━━ Page ━━

His word was stated and set eons ago. . .
there is to be no changing, no rewriting,
no updating to modern times. . .no redo. . .

Yet I am told that my thoughts, my beliefs, my faith are all no longer acceptable.
It’s all outdated, passé, cliche, no longer relevant. . .
Change or be changed I am told.
I must no longer adhere to the mumbo jumbo.
The courts will have their say.
They’ll show me.
They will tell me that I can’t believe.
Television tells me I can’t believe.
Their shows will prove I’m wrong.
Movies and music will all show me.
Step aside I am told.
We don’t want you here.
You can’t pray here.
You can’t say “Amen” here.
You can’t talk about Jesus here. . .
You’ll be fired, removed, shut down, sued, or even beheaded if ISIS has any say.

Bad things happen.
Earthquakes, calamities, tidal waves, tornadoes, floods, volcanos, blizzards,
natural as well as man made disasters. . .
I am asked where is my God.
How dare he allow such suffering. . .

━━━
━━ Data shown ━━

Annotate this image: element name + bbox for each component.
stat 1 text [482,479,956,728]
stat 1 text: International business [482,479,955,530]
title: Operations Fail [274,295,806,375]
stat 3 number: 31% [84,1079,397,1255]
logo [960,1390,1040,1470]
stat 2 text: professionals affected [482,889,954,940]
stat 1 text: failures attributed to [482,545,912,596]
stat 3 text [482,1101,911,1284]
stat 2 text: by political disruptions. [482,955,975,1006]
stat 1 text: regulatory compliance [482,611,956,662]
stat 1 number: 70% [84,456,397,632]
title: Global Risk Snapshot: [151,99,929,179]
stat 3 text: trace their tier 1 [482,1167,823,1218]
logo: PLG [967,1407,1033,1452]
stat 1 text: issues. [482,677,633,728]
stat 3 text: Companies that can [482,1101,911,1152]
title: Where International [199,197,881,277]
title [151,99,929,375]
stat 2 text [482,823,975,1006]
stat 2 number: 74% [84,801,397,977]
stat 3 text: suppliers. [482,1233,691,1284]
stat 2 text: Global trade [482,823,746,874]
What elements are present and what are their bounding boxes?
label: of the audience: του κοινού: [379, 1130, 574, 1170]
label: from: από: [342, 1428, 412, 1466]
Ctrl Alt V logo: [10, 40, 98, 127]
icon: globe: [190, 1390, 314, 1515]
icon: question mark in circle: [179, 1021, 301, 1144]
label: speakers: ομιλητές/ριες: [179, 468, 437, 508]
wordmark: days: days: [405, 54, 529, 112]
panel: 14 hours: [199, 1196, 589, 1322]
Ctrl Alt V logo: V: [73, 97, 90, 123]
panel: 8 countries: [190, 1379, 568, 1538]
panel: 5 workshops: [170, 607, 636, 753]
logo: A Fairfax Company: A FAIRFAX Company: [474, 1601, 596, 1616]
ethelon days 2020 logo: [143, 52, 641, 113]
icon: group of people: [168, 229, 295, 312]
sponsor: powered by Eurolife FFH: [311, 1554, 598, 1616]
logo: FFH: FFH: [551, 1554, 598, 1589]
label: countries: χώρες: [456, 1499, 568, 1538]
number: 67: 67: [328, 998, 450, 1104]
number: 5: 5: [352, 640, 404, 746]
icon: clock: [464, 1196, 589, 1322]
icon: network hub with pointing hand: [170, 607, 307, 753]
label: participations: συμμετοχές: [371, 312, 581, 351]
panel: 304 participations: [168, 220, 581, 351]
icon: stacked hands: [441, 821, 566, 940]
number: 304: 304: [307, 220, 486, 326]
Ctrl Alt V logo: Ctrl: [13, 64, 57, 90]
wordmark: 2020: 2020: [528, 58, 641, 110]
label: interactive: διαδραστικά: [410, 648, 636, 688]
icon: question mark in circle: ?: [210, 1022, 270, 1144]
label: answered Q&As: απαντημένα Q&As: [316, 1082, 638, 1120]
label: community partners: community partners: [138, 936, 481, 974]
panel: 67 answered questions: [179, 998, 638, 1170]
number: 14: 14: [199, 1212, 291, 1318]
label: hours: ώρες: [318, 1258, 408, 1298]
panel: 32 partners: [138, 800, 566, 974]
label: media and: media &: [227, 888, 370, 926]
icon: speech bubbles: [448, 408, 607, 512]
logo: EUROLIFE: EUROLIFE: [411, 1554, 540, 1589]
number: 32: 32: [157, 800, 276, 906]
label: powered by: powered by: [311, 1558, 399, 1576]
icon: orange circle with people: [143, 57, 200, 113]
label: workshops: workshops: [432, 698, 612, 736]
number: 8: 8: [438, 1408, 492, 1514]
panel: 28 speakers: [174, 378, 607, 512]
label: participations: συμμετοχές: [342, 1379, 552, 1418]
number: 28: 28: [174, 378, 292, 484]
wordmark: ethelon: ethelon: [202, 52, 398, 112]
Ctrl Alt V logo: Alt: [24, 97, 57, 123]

━━━

- _Written instruction A_
Repeat everything in the passage on faith from "We don’t want" down to "has any say.".
- _Written instruction B_
Pull out each line of the entries that contains the string "number".

- _Problem solution A_
We don’t want you here.
You can’t pray here.
You can’t say “Amen” here.
You can’t talk about Jesus here. . .
You’ll be fired, removed, shut down, sued, or even beheaded if ISIS has any say.

- _Problem solution B_
stat 3 number: 31% [84,1079,397,1255]
stat 1 number: 70% [84,456,397,632]
stat 2 number: 74% [84,801,397,977]
number: 67: 67: [328, 998, 450, 1104]
number: 5: 5: [352, 640, 404, 746]
number: 304: 304: [307, 220, 486, 326]
number: 14: 14: [199, 1212, 291, 1318]
number: 32: 32: [157, 800, 276, 906]
number: 8: 8: [438, 1408, 492, 1514]
number: 28: 28: [174, 378, 292, 484]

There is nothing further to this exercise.